◆ Do this
Print, exactly and completely, every entry in the data.

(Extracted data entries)
◆ ◆ ◆
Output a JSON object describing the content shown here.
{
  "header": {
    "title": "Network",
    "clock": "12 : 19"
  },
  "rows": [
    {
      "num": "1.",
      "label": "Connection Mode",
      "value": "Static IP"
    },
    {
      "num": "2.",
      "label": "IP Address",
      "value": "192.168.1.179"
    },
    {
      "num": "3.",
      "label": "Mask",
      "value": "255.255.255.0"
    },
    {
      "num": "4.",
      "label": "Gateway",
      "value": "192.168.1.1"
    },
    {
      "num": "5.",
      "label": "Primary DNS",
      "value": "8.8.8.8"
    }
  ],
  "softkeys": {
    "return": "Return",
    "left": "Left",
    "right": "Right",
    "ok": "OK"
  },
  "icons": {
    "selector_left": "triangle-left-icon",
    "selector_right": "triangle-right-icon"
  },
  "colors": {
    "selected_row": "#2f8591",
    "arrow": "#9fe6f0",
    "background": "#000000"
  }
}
◆ ◆ ◆
◆ Written solution
Output a JSON object describing the content shown here.
{
  "header": {
    "title": "Network",
    "clock": "12 : 19"
  },
  "rows": [
    {
      "num": "1.",
      "label": "Connection Mode",
      "value": "Static IP"
    },
    {
      "num": "2.",
      "label": "IP Address",
      "value": "192.168.1.179"
    },
    {
      "num": "3.",
      "label": "Mask",
      "value": "255.255.255.0"
    },
    {
      "num": "4.",
      "label": "Gateway",
      "value": "192.168.1.1"
    },
    {
      "num": "5.",
      "label": "Primary DNS",
      "value": "8.8.8.8"
    }
  ],
  "softkeys": {
    "return": "Return",
    "left": "Left",
    "right": "Right",
    "ok": "OK"
  },
  "icons": {
    "selector_left": "triangle-left-icon",
    "selector_right": "triangle-right-icon"
  },
  "colors": {
    "selected_row": "#2f8591",
    "arrow": "#9fe6f0",
    "background": "#000000"
  }
}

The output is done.